- **Do this**: Give the listing again exactly, omitting its images.

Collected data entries
# # # # # # #
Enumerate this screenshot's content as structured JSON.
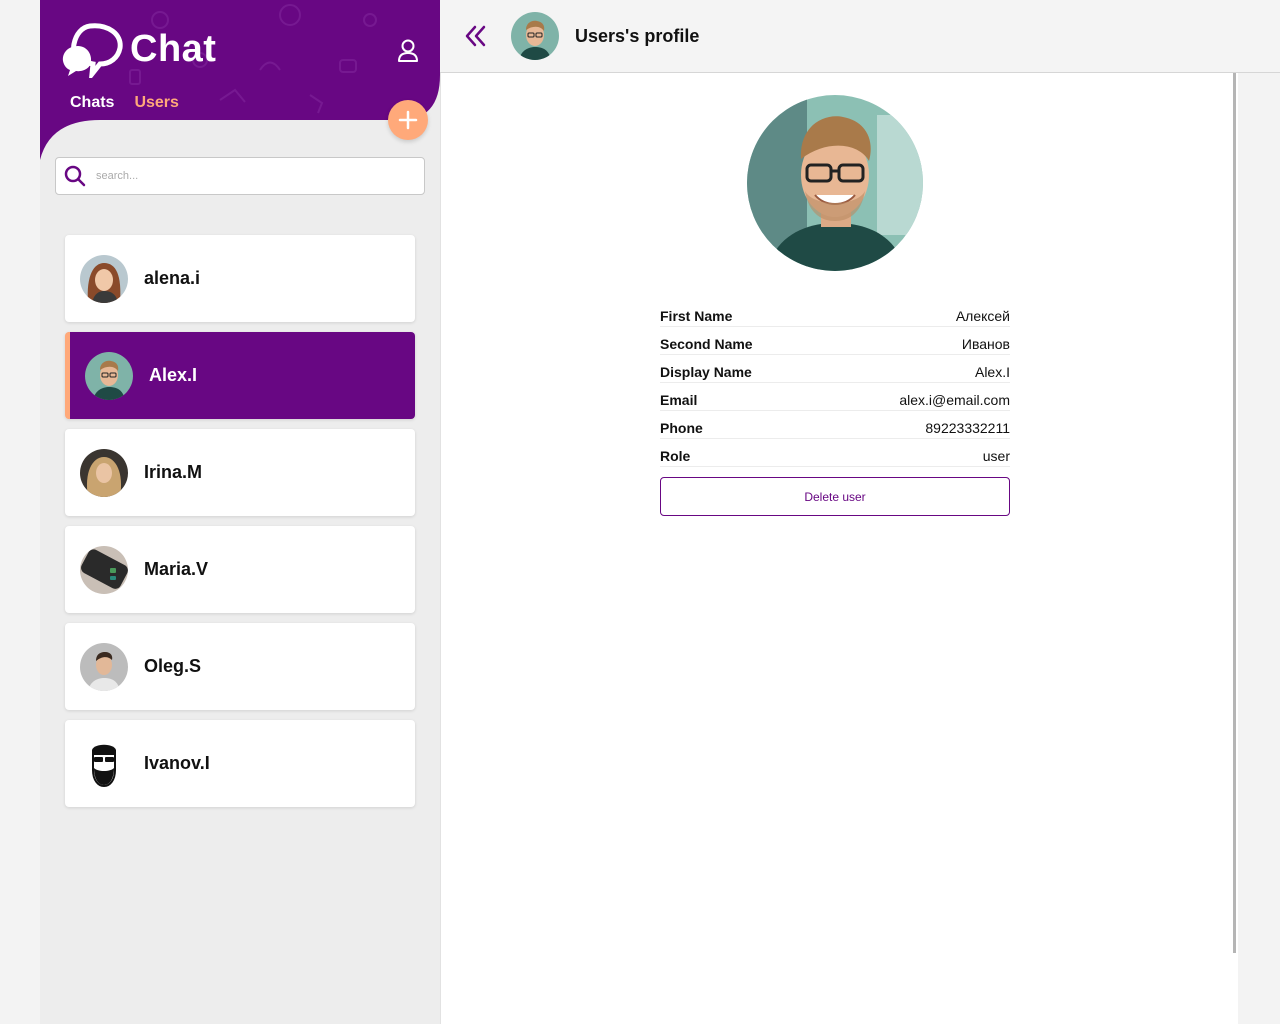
{
  "app": {
    "logo_text": "Chat"
  },
  "colors": {
    "brand": "#680783",
    "accent": "#ffa97a"
  },
  "nav": {
    "chats_label": "Chats",
    "users_label": "Users"
  },
  "search": {
    "placeholder": "search..."
  },
  "users": [
    {
      "name": "alena.i",
      "active": false
    },
    {
      "name": "Alex.I",
      "active": true
    },
    {
      "name": "Irina.M",
      "active": false
    },
    {
      "name": "Maria.V",
      "active": false
    },
    {
      "name": "Oleg.S",
      "active": false
    },
    {
      "name": "Ivanov.I",
      "active": false
    }
  ],
  "profile": {
    "title": "Users's profile",
    "fields": [
      {
        "label": "First Name",
        "value": "Алексей"
      },
      {
        "label": "Second Name",
        "value": "Иванов"
      },
      {
        "label": "Display Name",
        "value": "Alex.I"
      },
      {
        "label": "Email",
        "value": "alex.i@email.com"
      },
      {
        "label": "Phone",
        "value": "89223332211"
      },
      {
        "label": "Role",
        "value": "user"
      }
    ],
    "delete_label": "Delete user"
  }
}
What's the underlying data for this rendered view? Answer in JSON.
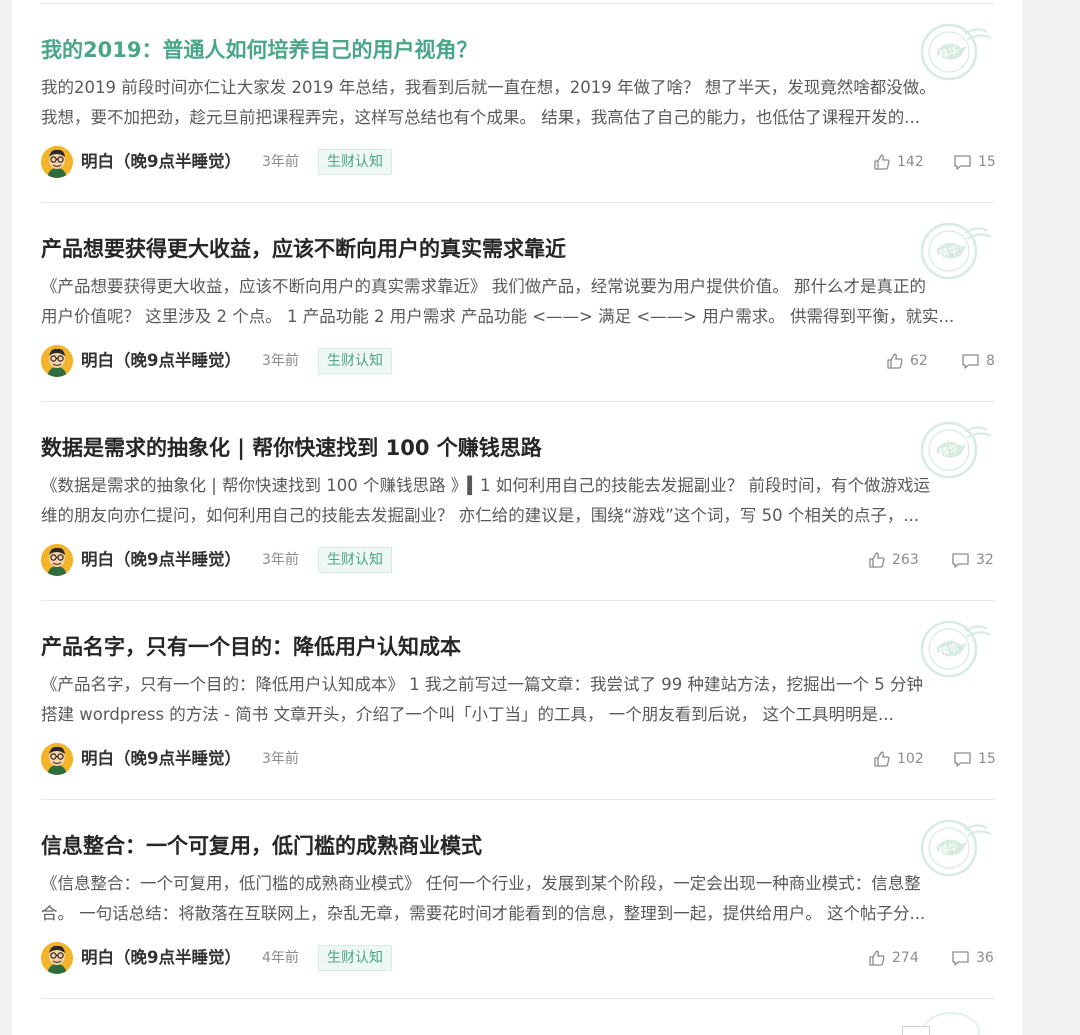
{
  "posts": [
    {
      "title": "我的2019：普通人如何培养自己的用户视角？",
      "featured_title": true,
      "excerpt_line1": "我的2019 前段时间亦仁让大家发 2019 年总结，我看到后就一直在想，2019 年做了啥？ 想了半天，发现竟然啥都没做。",
      "excerpt_line2": "我想，要不加把劲，趁元旦前把课程弄完，这样写总结也有个成果。 结果，我高估了自己的能力，也低估了课程开发的...",
      "author": "明白（晚9点半睡觉）",
      "time": "3年前",
      "tag": "生财认知",
      "likes": "142",
      "comments": "15",
      "badge_text": "精华"
    },
    {
      "title": "产品想要获得更大收益，应该不断向用户的真实需求靠近",
      "featured_title": false,
      "excerpt_line1": "《产品想要获得更大收益，应该不断向用户的真实需求靠近》 我们做产品，经常说要为用户提供价值。 那什么才是真正的",
      "excerpt_line2": "用户价值呢？ 这里涉及 2 个点。 1 产品功能 2 用户需求 产品功能 <——> 满足 <——> 用户需求。 供需得到平衡，就实...",
      "author": "明白（晚9点半睡觉）",
      "time": "3年前",
      "tag": "生财认知",
      "likes": "62",
      "comments": "8",
      "badge_text": "精华"
    },
    {
      "title": "数据是需求的抽象化 | 帮你快速找到 100 个赚钱思路",
      "featured_title": false,
      "excerpt_line1": "《数据是需求的抽象化 | 帮你快速找到 100 个赚钱思路 》▍1 如何利用自己的技能去发掘副业？ 前段时间，有个做游戏运",
      "excerpt_line2": "维的朋友向亦仁提问，如何利用自己的技能去发掘副业？ 亦仁给的建议是，围绕“游戏”这个词，写 50 个相关的点子，...",
      "author": "明白（晚9点半睡觉）",
      "time": "3年前",
      "tag": "生财认知",
      "likes": "263",
      "comments": "32",
      "badge_text": "精华"
    },
    {
      "title": "产品名字，只有一个目的：降低用户认知成本",
      "featured_title": false,
      "excerpt_line1": "《产品名字，只有一个目的：降低用户认知成本》 1 我之前写过一篇文章：我尝试了 99 种建站方法，挖掘出一个 5 分钟",
      "excerpt_line2": "搭建 wordpress 的方法 - 简书 文章开头，介绍了一个叫「小丁当」的工具， 一个朋友看到后说， 这个工具明明是...",
      "author": "明白（晚9点半睡觉）",
      "time": "3年前",
      "tag": "",
      "likes": "102",
      "comments": "15",
      "badge_text": "精华"
    },
    {
      "title": "信息整合：一个可复用，低门槛的成熟商业模式",
      "featured_title": false,
      "excerpt_line1": "《信息整合：一个可复用，低门槛的成熟商业模式》 任何一个行业，发展到某个阶段，一定会出现一种商业模式：信息整",
      "excerpt_line2": "合。 一句话总结：将散落在互联网上，杂乱无章，需要花时间才能看到的信息，整理到一起，提供给用户。 这个帖子分...",
      "author": "明白（晚9点半睡觉）",
      "time": "4年前",
      "tag": "生财认知",
      "likes": "274",
      "comments": "36",
      "badge_text": "精华"
    }
  ],
  "colors": {
    "accent": "#4aa686",
    "title": "#262626",
    "muted": "#8c8c8c"
  },
  "icons": {
    "like": "thumbs-up-icon",
    "comment": "comment-icon",
    "avatar": "avatar-cartoon",
    "badge": "featured-stamp-icon"
  }
}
# # # # # # #
- **Correct output**:
Enumerate this screenshot's content as structured JSON.
{
  "app": {
    "logo_text": "Chat"
  },
  "colors": {
    "brand": "#680783",
    "accent": "#ffa97a"
  },
  "nav": {
    "chats_label": "Chats",
    "users_label": "Users"
  },
  "search": {
    "placeholder": "search..."
  },
  "users": [
    {
      "name": "alena.i",
      "active": false
    },
    {
      "name": "Alex.I",
      "active": true
    },
    {
      "name": "Irina.M",
      "active": false
    },
    {
      "name": "Maria.V",
      "active": false
    },
    {
      "name": "Oleg.S",
      "active": false
    },
    {
      "name": "Ivanov.I",
      "active": false
    }
  ],
  "profile": {
    "title": "Users's profile",
    "fields": [
      {
        "label": "First Name",
        "value": "Алексей"
      },
      {
        "label": "Second Name",
        "value": "Иванов"
      },
      {
        "label": "Display Name",
        "value": "Alex.I"
      },
      {
        "label": "Email",
        "value": "alex.i@email.com"
      },
      {
        "label": "Phone",
        "value": "89223332211"
      },
      {
        "label": "Role",
        "value": "user"
      }
    ],
    "delete_label": "Delete user"
  }
}
What's the underlying data for this rendered view? Answer in JSON.
{
  "posts": [
    {
      "title": "我的2019：普通人如何培养自己的用户视角？",
      "featured_title": true,
      "excerpt_line1": "我的2019 前段时间亦仁让大家发 2019 年总结，我看到后就一直在想，2019 年做了啥？ 想了半天，发现竟然啥都没做。",
      "excerpt_line2": "我想，要不加把劲，趁元旦前把课程弄完，这样写总结也有个成果。 结果，我高估了自己的能力，也低估了课程开发的...",
      "author": "明白（晚9点半睡觉）",
      "time": "3年前",
      "tag": "生财认知",
      "likes": "142",
      "comments": "15",
      "badge_text": "精华"
    },
    {
      "title": "产品想要获得更大收益，应该不断向用户的真实需求靠近",
      "featured_title": false,
      "excerpt_line1": "《产品想要获得更大收益，应该不断向用户的真实需求靠近》 我们做产品，经常说要为用户提供价值。 那什么才是真正的",
      "excerpt_line2": "用户价值呢？ 这里涉及 2 个点。 1 产品功能 2 用户需求 产品功能 <——> 满足 <——> 用户需求。 供需得到平衡，就实...",
      "author": "明白（晚9点半睡觉）",
      "time": "3年前",
      "tag": "生财认知",
      "likes": "62",
      "comments": "8",
      "badge_text": "精华"
    },
    {
      "title": "数据是需求的抽象化 | 帮你快速找到 100 个赚钱思路",
      "featured_title": false,
      "excerpt_line1": "《数据是需求的抽象化 | 帮你快速找到 100 个赚钱思路 》▍1 如何利用自己的技能去发掘副业？ 前段时间，有个做游戏运",
      "excerpt_line2": "维的朋友向亦仁提问，如何利用自己的技能去发掘副业？ 亦仁给的建议是，围绕“游戏”这个词，写 50 个相关的点子，...",
      "author": "明白（晚9点半睡觉）",
      "time": "3年前",
      "tag": "生财认知",
      "likes": "263",
      "comments": "32",
      "badge_text": "精华"
    },
    {
      "title": "产品名字，只有一个目的：降低用户认知成本",
      "featured_title": false,
      "excerpt_line1": "《产品名字，只有一个目的：降低用户认知成本》 1 我之前写过一篇文章：我尝试了 99 种建站方法，挖掘出一个 5 分钟",
      "excerpt_line2": "搭建 wordpress 的方法 - 简书 文章开头，介绍了一个叫「小丁当」的工具， 一个朋友看到后说， 这个工具明明是...",
      "author": "明白（晚9点半睡觉）",
      "time": "3年前",
      "tag": "",
      "likes": "102",
      "comments": "15",
      "badge_text": "精华"
    },
    {
      "title": "信息整合：一个可复用，低门槛的成熟商业模式",
      "featured_title": false,
      "excerpt_line1": "《信息整合：一个可复用，低门槛的成熟商业模式》 任何一个行业，发展到某个阶段，一定会出现一种商业模式：信息整",
      "excerpt_line2": "合。 一句话总结：将散落在互联网上，杂乱无章，需要花时间才能看到的信息，整理到一起，提供给用户。 这个帖子分...",
      "author": "明白（晚9点半睡觉）",
      "time": "4年前",
      "tag": "生财认知",
      "likes": "274",
      "comments": "36",
      "badge_text": "精华"
    }
  ],
  "colors": {
    "accent": "#4aa686",
    "title": "#262626",
    "muted": "#8c8c8c"
  },
  "icons": {
    "like": "thumbs-up-icon",
    "comment": "comment-icon",
    "avatar": "avatar-cartoon",
    "badge": "featured-stamp-icon"
  }
}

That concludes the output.